_Dataset_
>>>>

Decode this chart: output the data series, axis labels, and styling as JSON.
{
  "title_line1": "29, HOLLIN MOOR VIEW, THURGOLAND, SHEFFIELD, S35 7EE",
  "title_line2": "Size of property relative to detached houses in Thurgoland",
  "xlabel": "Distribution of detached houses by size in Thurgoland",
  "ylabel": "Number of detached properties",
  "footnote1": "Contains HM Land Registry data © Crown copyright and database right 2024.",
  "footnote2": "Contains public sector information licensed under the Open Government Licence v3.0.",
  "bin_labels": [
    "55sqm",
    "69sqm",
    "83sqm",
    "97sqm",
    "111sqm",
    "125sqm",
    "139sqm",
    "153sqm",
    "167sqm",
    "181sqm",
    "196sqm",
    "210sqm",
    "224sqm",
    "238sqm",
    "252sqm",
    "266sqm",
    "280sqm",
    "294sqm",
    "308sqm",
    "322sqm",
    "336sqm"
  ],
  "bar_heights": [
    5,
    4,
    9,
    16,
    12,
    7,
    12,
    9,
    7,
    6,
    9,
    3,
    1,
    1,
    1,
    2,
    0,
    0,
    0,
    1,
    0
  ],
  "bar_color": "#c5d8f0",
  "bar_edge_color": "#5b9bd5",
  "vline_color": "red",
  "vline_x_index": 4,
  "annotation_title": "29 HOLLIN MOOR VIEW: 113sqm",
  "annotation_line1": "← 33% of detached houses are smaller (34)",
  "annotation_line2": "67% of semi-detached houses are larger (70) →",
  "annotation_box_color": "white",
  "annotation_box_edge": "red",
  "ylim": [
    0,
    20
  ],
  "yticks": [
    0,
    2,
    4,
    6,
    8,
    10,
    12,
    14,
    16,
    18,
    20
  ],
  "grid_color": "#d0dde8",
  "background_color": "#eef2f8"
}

<<<<

_Objective_
Using the records above, copy every line that has the word "Contains" in it.

_Task output_
  "footnote1": "Contains HM Land Registry data © Crown copyright and database right 2024.",
  "footnote2": "Contains public sector information licensed under the Open Government Licence v3.0.",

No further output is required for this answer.